▸ Text provided
((

Confidence in the police: variation across groups classified as visible minorities.

AuthorSprott, Jane B.
PositionCanada

Introduction

The importance of public confidence in the police is clear. Confidence in the police is important in and of itself but is also seen as being important in enabling the police to get the cooperation of the public. As recently noted,

The legitimacy of the police in the eyes of the public is considered one of the most important goals of policing in democratic countries ... and has been found to be associated with numerous cooperative behaviours such as obeying the law, consenting to police decisions, providing information and collaborating with the police more generally. (Jonathan-Zamir and Weisburd 2013: 4)

There is a growing literature in the United States exploring the levels of confidence that various racial or cultural groups have in the police (see, e.g., Huq, Tyler, and Schulhofer 2011; or Tyler 2003, for a review). Within the Canadian context, research tends to explore differences in views through the lens of visible minorities as a group, compared to non-visible minorities (O'Connor 2008; Cao 2011; Sprott and Doob 2009). For example, an article in this journal (Cao 2011), based on an analysis of the public use dataset of the 18th Statistics Canada General Social Survey on victimization collected in 2004 (Statistics Canada 2005), concludes that "race structures citizen views of the police: visible minority and non-visible minority members [of the public] differ significantly in their opinions about local police" (14).

The question raised by that study derives, in part, from its use of the public use (General Social Survey) dataset. The group described as "visible minorities" includes all of those who identify themselves as such in response to the question "People in Canada come from many racial or cultural groups. You may belong to more than one group on the following list. Are you ..." They are then read a list of 11 groups (starting with white and ending with any other group) (Statistics Canada 2011: 308). From this list, Statistics Canada derives the variable visible minorities. Aboriginal people--because they are not defined, legally, as visible minorities--are left in the awkwardly, but accurately, named category non-visible minorities (people who don't fall into the category of visible minorities).

))

▸ Raw data
((

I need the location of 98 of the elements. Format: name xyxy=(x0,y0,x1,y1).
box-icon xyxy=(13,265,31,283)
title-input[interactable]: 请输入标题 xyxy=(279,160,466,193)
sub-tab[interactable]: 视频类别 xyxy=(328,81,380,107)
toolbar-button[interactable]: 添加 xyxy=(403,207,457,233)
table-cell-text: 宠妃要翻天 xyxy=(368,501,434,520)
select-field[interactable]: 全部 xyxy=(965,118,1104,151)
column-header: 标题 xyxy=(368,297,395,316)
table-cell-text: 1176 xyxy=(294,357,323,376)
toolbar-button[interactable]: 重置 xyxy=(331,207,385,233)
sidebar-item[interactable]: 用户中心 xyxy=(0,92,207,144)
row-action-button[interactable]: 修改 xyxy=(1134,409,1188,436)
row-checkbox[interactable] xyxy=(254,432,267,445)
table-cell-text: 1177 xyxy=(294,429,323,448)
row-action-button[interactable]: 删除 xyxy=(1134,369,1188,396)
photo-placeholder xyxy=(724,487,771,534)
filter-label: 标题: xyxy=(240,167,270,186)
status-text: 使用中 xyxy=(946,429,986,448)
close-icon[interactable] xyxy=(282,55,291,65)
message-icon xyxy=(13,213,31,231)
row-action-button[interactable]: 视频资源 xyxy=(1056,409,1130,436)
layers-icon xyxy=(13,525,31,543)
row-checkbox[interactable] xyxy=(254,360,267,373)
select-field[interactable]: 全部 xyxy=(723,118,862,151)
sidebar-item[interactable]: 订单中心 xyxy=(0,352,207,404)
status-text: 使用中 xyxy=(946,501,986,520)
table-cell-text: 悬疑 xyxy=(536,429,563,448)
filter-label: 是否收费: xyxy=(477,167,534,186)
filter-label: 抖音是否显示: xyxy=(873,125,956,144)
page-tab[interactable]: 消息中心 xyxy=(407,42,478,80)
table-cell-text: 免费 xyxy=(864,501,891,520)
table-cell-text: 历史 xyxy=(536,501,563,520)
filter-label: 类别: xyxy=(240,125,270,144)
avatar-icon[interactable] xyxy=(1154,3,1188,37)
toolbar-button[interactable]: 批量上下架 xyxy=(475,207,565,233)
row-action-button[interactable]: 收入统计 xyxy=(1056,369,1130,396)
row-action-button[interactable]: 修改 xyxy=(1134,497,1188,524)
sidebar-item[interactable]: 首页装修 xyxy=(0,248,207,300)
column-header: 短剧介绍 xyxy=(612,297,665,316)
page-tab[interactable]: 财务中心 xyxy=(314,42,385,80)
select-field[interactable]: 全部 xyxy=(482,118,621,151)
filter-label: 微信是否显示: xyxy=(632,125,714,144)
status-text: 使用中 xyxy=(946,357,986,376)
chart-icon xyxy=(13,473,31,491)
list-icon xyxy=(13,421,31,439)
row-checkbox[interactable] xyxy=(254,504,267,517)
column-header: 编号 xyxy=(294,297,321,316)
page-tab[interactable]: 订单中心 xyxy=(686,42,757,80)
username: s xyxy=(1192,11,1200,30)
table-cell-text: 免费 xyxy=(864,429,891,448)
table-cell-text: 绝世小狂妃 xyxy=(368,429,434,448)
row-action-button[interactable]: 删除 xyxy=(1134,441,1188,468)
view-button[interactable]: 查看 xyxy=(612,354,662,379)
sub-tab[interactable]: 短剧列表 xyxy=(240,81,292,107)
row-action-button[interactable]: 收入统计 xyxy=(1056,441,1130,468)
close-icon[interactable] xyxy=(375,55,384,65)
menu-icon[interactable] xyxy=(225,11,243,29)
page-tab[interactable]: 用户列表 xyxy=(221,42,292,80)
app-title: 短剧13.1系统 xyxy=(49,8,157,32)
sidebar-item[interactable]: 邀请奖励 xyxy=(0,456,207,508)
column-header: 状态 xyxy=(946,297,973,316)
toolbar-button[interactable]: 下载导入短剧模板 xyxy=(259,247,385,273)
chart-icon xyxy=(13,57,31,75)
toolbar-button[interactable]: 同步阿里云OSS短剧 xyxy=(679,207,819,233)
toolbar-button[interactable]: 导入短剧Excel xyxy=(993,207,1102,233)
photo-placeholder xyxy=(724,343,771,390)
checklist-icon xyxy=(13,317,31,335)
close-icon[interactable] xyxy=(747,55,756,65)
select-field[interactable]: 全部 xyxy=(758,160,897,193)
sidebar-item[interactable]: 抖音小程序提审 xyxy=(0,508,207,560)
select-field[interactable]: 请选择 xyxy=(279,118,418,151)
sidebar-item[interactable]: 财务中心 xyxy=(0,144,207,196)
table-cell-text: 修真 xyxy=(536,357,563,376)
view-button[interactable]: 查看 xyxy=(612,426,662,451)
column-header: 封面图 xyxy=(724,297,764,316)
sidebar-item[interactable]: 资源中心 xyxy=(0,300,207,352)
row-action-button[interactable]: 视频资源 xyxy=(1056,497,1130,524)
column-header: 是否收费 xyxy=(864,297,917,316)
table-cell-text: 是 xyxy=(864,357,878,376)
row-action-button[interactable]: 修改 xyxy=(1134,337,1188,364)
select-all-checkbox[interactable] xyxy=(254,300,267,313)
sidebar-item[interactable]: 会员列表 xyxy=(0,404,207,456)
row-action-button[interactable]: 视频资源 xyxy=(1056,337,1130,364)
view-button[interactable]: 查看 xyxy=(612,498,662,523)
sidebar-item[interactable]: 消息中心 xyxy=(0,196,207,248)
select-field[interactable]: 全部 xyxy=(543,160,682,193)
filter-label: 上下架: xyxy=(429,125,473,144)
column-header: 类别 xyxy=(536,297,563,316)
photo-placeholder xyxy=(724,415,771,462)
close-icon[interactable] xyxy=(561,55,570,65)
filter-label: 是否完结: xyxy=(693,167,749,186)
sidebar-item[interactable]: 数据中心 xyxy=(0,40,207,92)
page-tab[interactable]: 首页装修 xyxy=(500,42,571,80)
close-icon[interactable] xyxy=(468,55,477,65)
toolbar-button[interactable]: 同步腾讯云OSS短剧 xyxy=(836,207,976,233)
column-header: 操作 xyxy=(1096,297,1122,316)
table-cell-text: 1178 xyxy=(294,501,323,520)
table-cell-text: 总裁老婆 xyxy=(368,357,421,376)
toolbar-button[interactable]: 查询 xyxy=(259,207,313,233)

))

▸ Brief 1
Answer these questions from the article on confidence in the police:
(a) Which survey dataset is Cao's 2011 analysis based on, and in what year was that survey collected?
(b) How many groups are read to respondents in the survey's list, and which group starts the list?
(c) According to the passage quoted from Jonathan-Zamir and Weisburd, what is the legitimacy of the police in the eyes of the public considered to be?
▸ Brief 2
Repeat everything in the article on confidence in the police from "The question raised" down to "of visible minorities).".

▸ Written reply 1
(a) The public use dataset of the 18th Statistics Canada General Social Survey on victimization, collected in 2004.
(b) 11 groups, starting with white.
(c) One of the most important goals of policing in democratic countries.

▸ Written reply 2
The question raised by that study derives, in part, from its use of the public use (General Social Survey) dataset. The group described as "visible minorities" includes all of those who identify themselves as such in response to the question "People in Canada come from many racial or cultural groups. You may belong to more than one group on the following list. Are you ..." They are then read a list of 11 groups (starting with white and ending with any other group) (Statistics Canada 2011: 308). From this list, Statistics Canada derives the variable visible minorities. Aboriginal people--because they are not defined, legally, as visible minorities--are left in the awkwardly, but accurately, named category non-visible minorities (people who don't fall into the category of visible minorities).